» YOUR TASK: In the listing below, how many lines contain the word "цепочке"? Please respond with the number only.
-=-=-
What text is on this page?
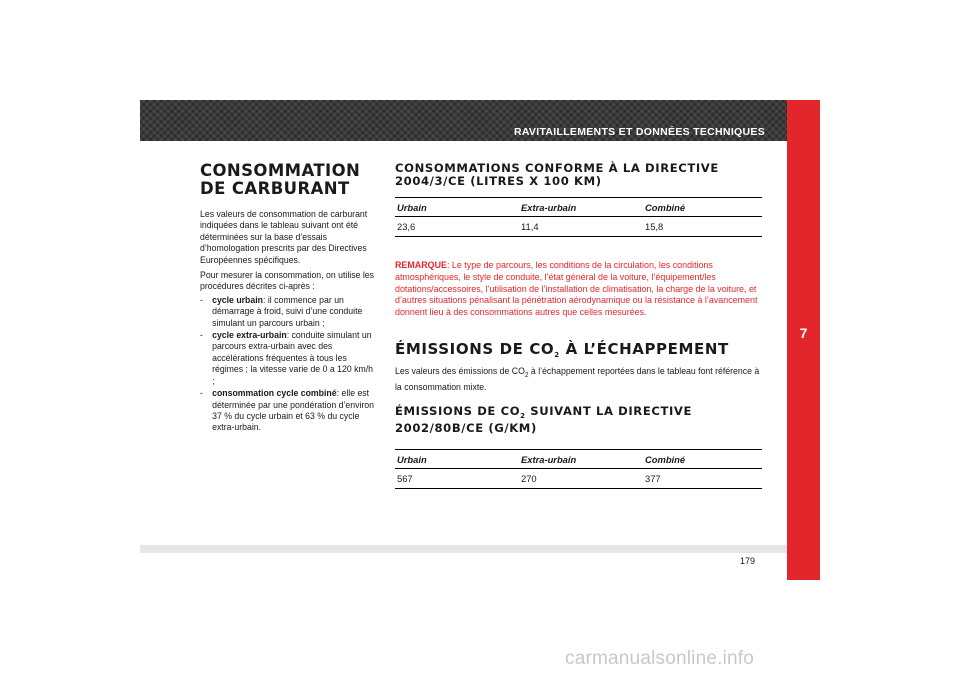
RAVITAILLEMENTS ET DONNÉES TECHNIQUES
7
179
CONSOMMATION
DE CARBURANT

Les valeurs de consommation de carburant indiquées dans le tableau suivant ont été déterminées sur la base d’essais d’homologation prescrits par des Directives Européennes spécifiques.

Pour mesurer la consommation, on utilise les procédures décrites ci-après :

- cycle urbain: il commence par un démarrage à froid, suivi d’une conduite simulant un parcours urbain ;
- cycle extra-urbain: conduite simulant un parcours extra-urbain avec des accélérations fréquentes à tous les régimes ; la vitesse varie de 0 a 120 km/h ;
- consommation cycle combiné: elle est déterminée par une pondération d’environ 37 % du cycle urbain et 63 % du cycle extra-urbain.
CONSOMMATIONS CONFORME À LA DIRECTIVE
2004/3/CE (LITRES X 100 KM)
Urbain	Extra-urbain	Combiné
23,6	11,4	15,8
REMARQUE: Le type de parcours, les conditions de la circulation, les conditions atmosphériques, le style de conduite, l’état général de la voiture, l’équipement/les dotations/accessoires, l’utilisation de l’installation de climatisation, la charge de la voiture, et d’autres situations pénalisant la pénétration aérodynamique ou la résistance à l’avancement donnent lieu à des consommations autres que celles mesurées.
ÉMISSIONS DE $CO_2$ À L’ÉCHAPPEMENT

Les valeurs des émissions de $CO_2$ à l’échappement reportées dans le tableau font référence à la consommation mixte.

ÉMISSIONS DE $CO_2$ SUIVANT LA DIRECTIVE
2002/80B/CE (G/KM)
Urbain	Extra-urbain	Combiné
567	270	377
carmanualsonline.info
-=-=-
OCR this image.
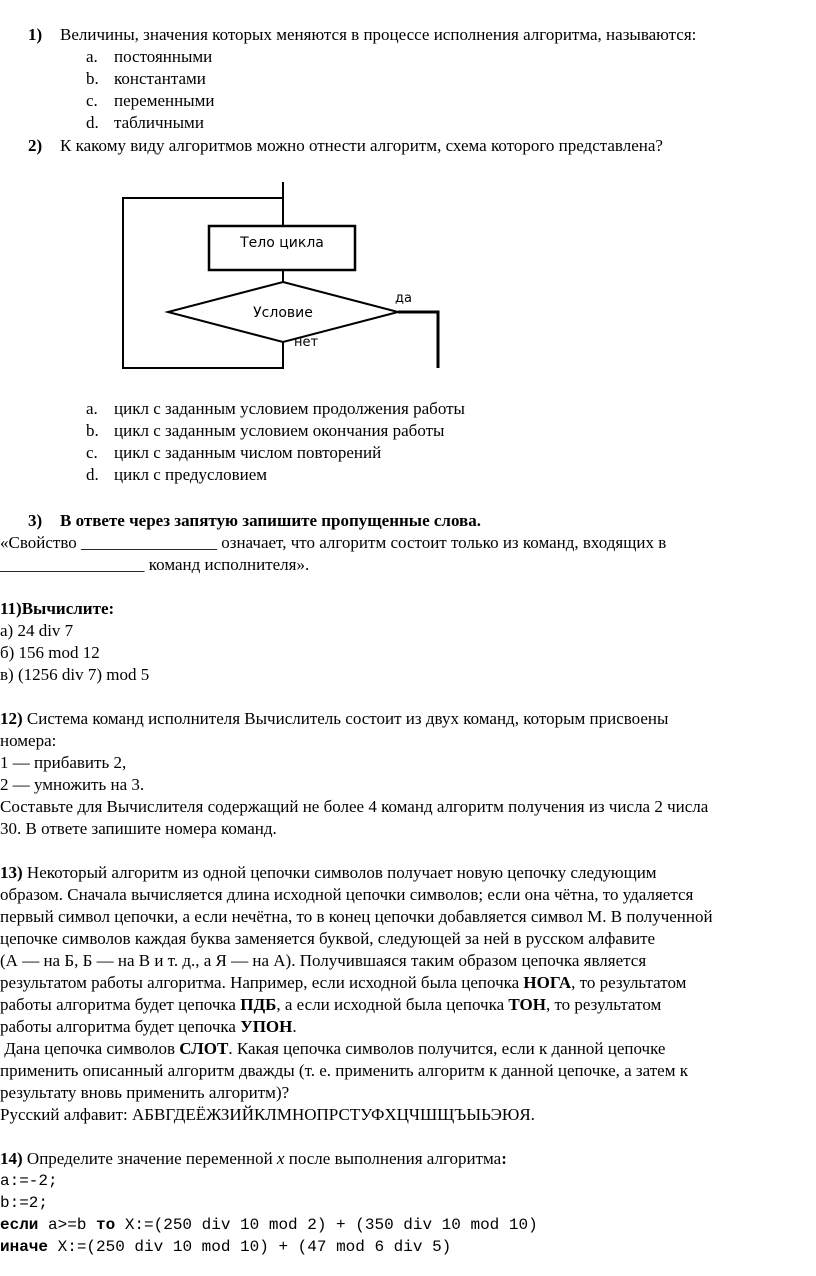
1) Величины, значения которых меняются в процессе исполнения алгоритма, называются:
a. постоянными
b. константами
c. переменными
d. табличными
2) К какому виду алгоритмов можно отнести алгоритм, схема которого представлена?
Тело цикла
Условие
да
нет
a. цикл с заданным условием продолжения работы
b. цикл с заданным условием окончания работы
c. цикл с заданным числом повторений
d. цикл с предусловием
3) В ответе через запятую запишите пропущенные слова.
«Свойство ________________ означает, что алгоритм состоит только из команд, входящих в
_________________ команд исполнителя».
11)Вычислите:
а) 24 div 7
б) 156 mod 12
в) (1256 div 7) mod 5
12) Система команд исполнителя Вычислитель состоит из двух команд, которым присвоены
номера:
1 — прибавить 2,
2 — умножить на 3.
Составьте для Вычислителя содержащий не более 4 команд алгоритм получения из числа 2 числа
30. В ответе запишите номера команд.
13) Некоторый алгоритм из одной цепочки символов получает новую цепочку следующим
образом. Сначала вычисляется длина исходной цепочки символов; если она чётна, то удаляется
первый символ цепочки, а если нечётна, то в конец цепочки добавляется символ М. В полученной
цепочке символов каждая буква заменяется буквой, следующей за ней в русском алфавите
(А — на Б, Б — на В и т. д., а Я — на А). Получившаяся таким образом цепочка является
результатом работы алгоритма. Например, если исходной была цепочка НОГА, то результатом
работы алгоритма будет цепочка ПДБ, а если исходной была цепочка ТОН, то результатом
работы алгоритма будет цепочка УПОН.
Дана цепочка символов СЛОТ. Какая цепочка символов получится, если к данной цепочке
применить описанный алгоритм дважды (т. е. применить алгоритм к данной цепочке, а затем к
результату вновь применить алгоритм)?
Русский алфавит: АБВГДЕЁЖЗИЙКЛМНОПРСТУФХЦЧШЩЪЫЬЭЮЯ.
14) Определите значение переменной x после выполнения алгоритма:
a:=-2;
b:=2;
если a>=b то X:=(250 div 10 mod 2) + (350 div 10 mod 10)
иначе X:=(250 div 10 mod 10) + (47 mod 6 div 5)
-=-=-
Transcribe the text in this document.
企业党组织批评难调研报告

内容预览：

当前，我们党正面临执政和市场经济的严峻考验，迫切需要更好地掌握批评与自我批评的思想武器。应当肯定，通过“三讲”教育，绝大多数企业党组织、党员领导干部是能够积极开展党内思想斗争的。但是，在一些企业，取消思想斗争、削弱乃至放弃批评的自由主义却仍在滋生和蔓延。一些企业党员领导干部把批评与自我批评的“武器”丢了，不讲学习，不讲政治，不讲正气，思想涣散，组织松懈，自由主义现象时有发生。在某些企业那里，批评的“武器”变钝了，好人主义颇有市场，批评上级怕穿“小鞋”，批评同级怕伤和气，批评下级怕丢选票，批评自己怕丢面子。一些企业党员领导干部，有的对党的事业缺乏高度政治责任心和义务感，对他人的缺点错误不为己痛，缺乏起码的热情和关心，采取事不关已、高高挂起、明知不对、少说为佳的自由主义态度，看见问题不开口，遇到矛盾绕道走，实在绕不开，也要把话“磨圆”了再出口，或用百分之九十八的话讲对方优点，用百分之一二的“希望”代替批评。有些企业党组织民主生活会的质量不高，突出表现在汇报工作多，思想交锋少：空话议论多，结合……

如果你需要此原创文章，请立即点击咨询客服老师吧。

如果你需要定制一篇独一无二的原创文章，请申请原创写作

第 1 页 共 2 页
-=-=-
» RESPONSE TO THIS EXERCISE: 3